__Exercise task__
Locate the word "System" in the data below, then copy every line that holds it.

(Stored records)
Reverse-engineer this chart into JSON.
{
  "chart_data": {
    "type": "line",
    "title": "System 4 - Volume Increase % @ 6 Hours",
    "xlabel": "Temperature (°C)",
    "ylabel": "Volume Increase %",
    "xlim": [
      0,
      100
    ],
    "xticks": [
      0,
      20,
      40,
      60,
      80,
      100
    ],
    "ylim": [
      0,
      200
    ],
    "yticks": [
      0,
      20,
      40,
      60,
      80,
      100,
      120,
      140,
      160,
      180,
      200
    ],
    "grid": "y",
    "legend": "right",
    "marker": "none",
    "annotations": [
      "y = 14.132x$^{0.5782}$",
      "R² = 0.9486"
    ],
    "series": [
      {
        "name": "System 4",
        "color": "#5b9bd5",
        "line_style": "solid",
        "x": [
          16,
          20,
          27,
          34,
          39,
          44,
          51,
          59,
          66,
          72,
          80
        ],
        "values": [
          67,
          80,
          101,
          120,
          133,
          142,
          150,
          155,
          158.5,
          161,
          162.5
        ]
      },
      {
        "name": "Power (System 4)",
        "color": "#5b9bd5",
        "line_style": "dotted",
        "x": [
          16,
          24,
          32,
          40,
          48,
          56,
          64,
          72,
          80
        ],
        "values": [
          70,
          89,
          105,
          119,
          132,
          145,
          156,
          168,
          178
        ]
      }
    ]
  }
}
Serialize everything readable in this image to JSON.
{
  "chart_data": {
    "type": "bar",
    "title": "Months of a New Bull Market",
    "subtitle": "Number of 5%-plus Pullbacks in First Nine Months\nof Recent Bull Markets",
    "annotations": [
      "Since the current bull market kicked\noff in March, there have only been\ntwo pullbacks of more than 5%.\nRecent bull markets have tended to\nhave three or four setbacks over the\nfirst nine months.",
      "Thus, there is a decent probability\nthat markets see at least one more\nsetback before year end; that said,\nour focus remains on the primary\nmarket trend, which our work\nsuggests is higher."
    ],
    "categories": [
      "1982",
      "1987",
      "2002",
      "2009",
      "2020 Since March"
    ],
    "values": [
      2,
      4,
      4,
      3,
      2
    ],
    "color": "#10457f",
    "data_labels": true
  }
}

__Result below__
    "title": "System 4 - Volume Increase % @ 6 Hours",
        "name": "System 4",
        "name": "Power (System 4)",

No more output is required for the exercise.